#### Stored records

::::

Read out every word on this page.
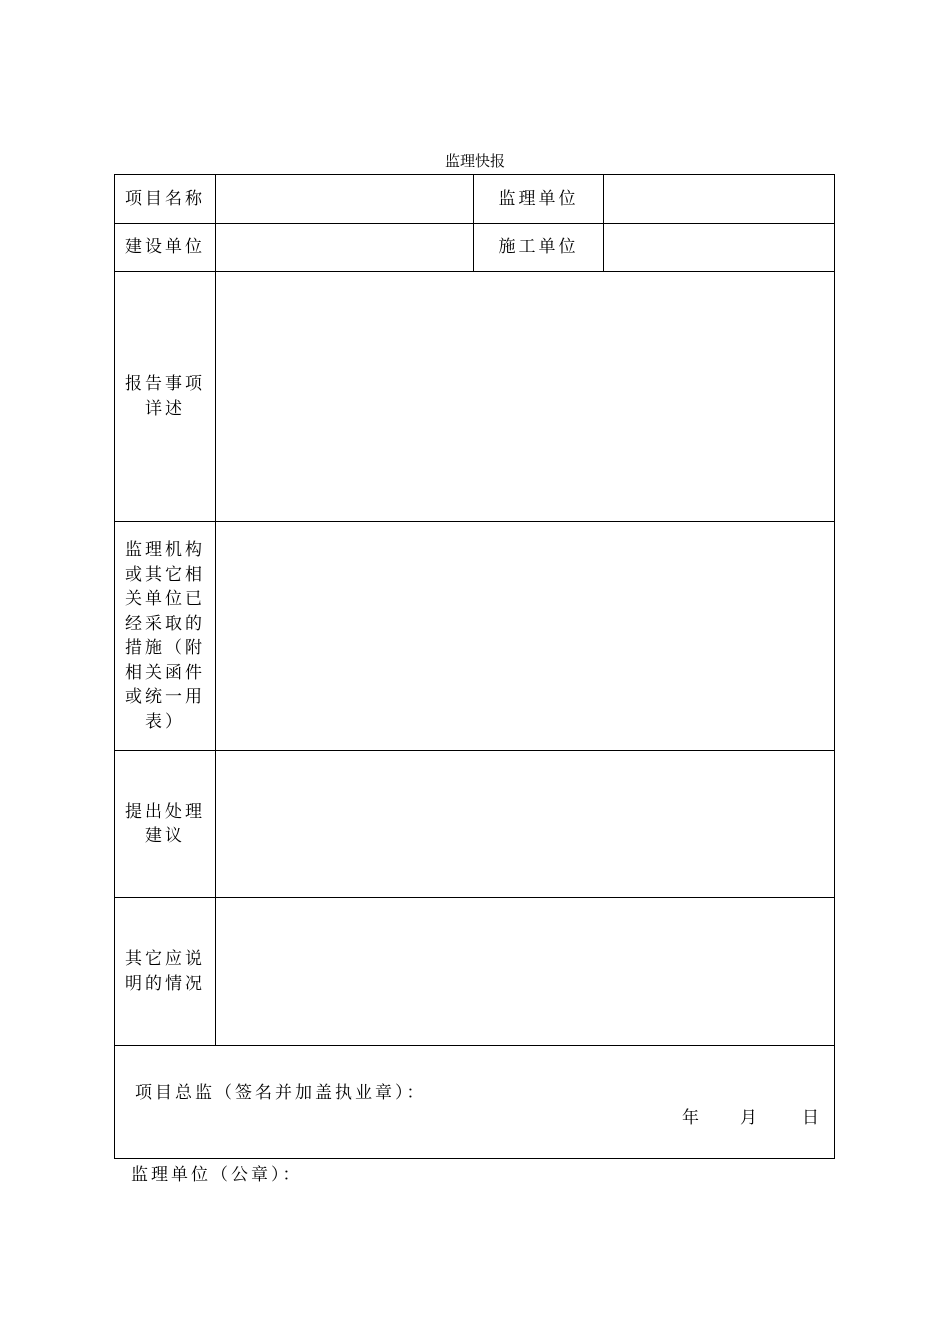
监理快报
项目名称		监理单位	
建设单位		施工单位	
报告事项详述			
监理机构或其它相关单位已经采取的措施（附相关函件或统一用表）			
提出处理建议			
其它应说明的情况			

项目总监（签名并加盖执业章）：
年 月 日			
监理单位（公章）：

::::

#### Your task
Repeat each entry precisely as it appears. Leave the pictures out.

#### Reply to the task
Read out every word on this page.
监理快报
项目名称		监理单位	
建设单位		施工单位	
报告事项详述			
监理机构或其它相关单位已经采取的措施（附相关函件或统一用表）			
提出处理建议			
其它应说明的情况			

项目总监（签名并加盖执业章）：
年 月 日			
监理单位（公章）：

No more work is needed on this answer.